# WHAT IS EXPECTED:
Gather each line in the entries that includes the string "label".

# DATASET:
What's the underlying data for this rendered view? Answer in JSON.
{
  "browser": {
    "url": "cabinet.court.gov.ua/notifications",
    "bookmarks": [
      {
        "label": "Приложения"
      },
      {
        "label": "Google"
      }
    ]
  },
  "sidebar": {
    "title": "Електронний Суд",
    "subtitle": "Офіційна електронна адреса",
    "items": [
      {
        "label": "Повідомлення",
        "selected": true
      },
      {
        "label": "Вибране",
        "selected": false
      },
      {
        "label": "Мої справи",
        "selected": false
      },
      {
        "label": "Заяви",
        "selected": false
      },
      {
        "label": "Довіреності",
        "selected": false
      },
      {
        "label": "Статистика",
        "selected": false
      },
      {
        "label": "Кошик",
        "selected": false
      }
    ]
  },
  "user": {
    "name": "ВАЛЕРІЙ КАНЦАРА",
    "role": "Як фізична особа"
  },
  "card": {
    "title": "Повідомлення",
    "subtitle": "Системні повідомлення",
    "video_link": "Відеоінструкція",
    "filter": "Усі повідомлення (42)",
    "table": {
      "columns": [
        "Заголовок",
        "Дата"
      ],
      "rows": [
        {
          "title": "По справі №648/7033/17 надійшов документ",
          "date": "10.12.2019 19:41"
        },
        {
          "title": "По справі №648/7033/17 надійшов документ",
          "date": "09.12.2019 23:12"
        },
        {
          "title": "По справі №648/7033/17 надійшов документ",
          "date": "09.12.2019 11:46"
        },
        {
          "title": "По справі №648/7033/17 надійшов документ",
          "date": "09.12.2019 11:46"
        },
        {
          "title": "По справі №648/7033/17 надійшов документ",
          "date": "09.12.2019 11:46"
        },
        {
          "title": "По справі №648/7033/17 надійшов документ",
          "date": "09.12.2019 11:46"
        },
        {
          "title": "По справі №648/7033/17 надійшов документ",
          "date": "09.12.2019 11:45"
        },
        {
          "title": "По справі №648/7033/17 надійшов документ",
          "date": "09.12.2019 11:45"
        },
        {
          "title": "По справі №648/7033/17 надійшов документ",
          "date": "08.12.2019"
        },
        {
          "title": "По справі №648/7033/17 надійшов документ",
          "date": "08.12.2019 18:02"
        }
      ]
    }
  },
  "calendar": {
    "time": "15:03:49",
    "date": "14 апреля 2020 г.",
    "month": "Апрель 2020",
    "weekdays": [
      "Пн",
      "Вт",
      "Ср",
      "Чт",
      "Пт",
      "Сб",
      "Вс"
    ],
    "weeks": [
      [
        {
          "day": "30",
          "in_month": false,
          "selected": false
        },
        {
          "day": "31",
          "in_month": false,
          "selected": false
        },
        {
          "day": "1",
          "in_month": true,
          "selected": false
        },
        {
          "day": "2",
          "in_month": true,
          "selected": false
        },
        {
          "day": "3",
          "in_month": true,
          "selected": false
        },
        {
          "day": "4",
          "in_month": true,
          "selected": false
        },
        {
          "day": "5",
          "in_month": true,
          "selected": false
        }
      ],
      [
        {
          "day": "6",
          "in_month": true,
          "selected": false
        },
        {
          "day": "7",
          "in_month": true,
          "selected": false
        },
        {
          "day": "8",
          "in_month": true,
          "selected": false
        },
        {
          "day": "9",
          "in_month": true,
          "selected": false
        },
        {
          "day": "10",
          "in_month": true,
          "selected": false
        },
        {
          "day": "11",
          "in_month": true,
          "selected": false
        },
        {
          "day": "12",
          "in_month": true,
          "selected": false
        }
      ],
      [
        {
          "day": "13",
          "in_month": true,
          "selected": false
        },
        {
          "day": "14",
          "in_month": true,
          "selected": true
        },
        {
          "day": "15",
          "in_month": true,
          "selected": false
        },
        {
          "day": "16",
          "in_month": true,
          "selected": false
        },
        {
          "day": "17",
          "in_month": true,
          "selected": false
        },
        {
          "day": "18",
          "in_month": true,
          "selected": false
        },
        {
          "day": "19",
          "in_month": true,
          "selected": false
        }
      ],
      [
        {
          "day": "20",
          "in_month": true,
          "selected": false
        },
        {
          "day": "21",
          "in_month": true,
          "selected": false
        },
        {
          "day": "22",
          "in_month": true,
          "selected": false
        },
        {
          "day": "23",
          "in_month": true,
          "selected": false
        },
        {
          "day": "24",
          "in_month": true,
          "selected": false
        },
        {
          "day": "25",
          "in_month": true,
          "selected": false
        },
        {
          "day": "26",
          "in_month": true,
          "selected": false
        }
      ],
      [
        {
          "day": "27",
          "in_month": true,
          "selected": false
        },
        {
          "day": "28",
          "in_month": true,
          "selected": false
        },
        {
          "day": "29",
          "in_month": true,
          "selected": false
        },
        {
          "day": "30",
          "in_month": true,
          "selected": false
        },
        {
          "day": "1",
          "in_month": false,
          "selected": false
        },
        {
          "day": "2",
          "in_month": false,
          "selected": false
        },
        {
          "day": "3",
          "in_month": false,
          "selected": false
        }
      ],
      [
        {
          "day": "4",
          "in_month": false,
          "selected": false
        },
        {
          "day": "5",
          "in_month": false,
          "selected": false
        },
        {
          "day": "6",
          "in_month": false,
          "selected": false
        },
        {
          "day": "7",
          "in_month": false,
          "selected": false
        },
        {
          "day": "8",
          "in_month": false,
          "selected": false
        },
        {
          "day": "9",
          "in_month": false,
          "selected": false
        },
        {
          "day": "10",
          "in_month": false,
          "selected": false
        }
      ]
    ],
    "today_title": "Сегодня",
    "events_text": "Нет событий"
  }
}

# OUTPUT OF THE TASK:
        "label": "Приложения"
        "label": "Google"
        "label": "Повідомлення",
        "label": "Вибране",
        "label": "Мої справи",
        "label": "Заяви",
        "label": "Довіреності",
        "label": "Статистика",
        "label": "Кошик",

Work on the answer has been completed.